Every record here needs to be written out again exactly.

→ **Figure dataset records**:
_ _ _ _

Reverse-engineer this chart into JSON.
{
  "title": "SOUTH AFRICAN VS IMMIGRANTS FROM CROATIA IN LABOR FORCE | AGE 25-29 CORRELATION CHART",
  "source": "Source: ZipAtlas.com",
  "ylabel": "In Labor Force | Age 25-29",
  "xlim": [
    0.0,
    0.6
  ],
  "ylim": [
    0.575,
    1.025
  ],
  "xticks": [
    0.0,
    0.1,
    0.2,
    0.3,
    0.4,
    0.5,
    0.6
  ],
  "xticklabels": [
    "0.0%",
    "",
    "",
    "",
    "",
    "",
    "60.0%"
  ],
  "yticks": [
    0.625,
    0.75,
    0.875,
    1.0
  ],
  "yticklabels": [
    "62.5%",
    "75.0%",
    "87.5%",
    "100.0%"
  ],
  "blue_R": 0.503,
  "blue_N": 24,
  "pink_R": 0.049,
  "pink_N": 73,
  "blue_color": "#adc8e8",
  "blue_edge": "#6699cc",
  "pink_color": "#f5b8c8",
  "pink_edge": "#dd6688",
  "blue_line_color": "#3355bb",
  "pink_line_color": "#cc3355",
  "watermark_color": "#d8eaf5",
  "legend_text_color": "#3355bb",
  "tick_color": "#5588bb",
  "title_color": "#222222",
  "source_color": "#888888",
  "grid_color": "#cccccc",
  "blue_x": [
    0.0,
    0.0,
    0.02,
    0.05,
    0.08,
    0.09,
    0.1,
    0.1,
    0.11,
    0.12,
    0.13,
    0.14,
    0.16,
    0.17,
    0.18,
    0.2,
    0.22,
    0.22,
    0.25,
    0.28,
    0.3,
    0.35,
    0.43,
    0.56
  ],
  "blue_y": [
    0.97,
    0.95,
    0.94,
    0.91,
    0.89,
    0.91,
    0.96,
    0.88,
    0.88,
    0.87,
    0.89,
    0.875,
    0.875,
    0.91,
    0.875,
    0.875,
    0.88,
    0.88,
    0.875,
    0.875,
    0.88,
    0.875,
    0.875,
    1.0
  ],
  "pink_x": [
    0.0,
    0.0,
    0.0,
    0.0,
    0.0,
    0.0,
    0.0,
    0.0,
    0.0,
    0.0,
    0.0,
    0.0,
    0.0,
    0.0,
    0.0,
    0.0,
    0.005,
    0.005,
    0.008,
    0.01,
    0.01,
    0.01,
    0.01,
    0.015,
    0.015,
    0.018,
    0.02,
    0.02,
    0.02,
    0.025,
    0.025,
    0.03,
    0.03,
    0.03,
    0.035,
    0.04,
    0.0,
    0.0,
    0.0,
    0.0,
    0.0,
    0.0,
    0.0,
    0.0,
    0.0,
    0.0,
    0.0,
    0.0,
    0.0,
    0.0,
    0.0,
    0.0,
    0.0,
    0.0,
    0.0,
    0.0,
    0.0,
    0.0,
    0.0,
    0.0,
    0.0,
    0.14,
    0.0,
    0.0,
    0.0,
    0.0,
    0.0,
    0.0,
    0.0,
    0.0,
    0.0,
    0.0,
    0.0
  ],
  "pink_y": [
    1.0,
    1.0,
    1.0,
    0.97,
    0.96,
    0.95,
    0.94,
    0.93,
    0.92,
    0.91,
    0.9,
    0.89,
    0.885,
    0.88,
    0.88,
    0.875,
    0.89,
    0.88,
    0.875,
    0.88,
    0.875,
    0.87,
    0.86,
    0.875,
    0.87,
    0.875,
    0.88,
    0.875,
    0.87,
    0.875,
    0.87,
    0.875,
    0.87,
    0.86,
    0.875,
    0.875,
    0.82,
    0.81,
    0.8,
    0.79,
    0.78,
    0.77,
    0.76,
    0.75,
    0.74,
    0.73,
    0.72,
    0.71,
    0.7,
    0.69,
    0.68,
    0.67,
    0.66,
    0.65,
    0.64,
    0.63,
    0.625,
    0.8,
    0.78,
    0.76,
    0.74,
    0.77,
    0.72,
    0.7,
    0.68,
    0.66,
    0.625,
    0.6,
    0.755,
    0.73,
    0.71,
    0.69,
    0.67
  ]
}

_ _ _ _

→ **Written response**:
Reverse-engineer this chart into JSON.
{
  "title": "SOUTH AFRICAN VS IMMIGRANTS FROM CROATIA IN LABOR FORCE | AGE 25-29 CORRELATION CHART",
  "source": "Source: ZipAtlas.com",
  "ylabel": "In Labor Force | Age 25-29",
  "xlim": [
    0.0,
    0.6
  ],
  "ylim": [
    0.575,
    1.025
  ],
  "xticks": [
    0.0,
    0.1,
    0.2,
    0.3,
    0.4,
    0.5,
    0.6
  ],
  "xticklabels": [
    "0.0%",
    "",
    "",
    "",
    "",
    "",
    "60.0%"
  ],
  "yticks": [
    0.625,
    0.75,
    0.875,
    1.0
  ],
  "yticklabels": [
    "62.5%",
    "75.0%",
    "87.5%",
    "100.0%"
  ],
  "blue_R": 0.503,
  "blue_N": 24,
  "pink_R": 0.049,
  "pink_N": 73,
  "blue_color": "#adc8e8",
  "blue_edge": "#6699cc",
  "pink_color": "#f5b8c8",
  "pink_edge": "#dd6688",
  "blue_line_color": "#3355bb",
  "pink_line_color": "#cc3355",
  "watermark_color": "#d8eaf5",
  "legend_text_color": "#3355bb",
  "tick_color": "#5588bb",
  "title_color": "#222222",
  "source_color": "#888888",
  "grid_color": "#cccccc",
  "blue_x": [
    0.0,
    0.0,
    0.02,
    0.05,
    0.08,
    0.09,
    0.1,
    0.1,
    0.11,
    0.12,
    0.13,
    0.14,
    0.16,
    0.17,
    0.18,
    0.2,
    0.22,
    0.22,
    0.25,
    0.28,
    0.3,
    0.35,
    0.43,
    0.56
  ],
  "blue_y": [
    0.97,
    0.95,
    0.94,
    0.91,
    0.89,
    0.91,
    0.96,
    0.88,
    0.88,
    0.87,
    0.89,
    0.875,
    0.875,
    0.91,
    0.875,
    0.875,
    0.88,
    0.88,
    0.875,
    0.875,
    0.88,
    0.875,
    0.875,
    1.0
  ],
  "pink_x": [
    0.0,
    0.0,
    0.0,
    0.0,
    0.0,
    0.0,
    0.0,
    0.0,
    0.0,
    0.0,
    0.0,
    0.0,
    0.0,
    0.0,
    0.0,
    0.0,
    0.005,
    0.005,
    0.008,
    0.01,
    0.01,
    0.01,
    0.01,
    0.015,
    0.015,
    0.018,
    0.02,
    0.02,
    0.02,
    0.025,
    0.025,
    0.03,
    0.03,
    0.03,
    0.035,
    0.04,
    0.0,
    0.0,
    0.0,
    0.0,
    0.0,
    0.0,
    0.0,
    0.0,
    0.0,
    0.0,
    0.0,
    0.0,
    0.0,
    0.0,
    0.0,
    0.0,
    0.0,
    0.0,
    0.0,
    0.0,
    0.0,
    0.0,
    0.0,
    0.0,
    0.0,
    0.14,
    0.0,
    0.0,
    0.0,
    0.0,
    0.0,
    0.0,
    0.0,
    0.0,
    0.0,
    0.0,
    0.0
  ],
  "pink_y": [
    1.0,
    1.0,
    1.0,
    0.97,
    0.96,
    0.95,
    0.94,
    0.93,
    0.92,
    0.91,
    0.9,
    0.89,
    0.885,
    0.88,
    0.88,
    0.875,
    0.89,
    0.88,
    0.875,
    0.88,
    0.875,
    0.87,
    0.86,
    0.875,
    0.87,
    0.875,
    0.88,
    0.875,
    0.87,
    0.875,
    0.87,
    0.875,
    0.87,
    0.86,
    0.875,
    0.875,
    0.82,
    0.81,
    0.8,
    0.79,
    0.78,
    0.77,
    0.76,
    0.75,
    0.74,
    0.73,
    0.72,
    0.71,
    0.7,
    0.69,
    0.68,
    0.67,
    0.66,
    0.65,
    0.64,
    0.63,
    0.625,
    0.8,
    0.78,
    0.76,
    0.74,
    0.77,
    0.72,
    0.7,
    0.68,
    0.66,
    0.625,
    0.6,
    0.755,
    0.73,
    0.71,
    0.69,
    0.67
  ]
}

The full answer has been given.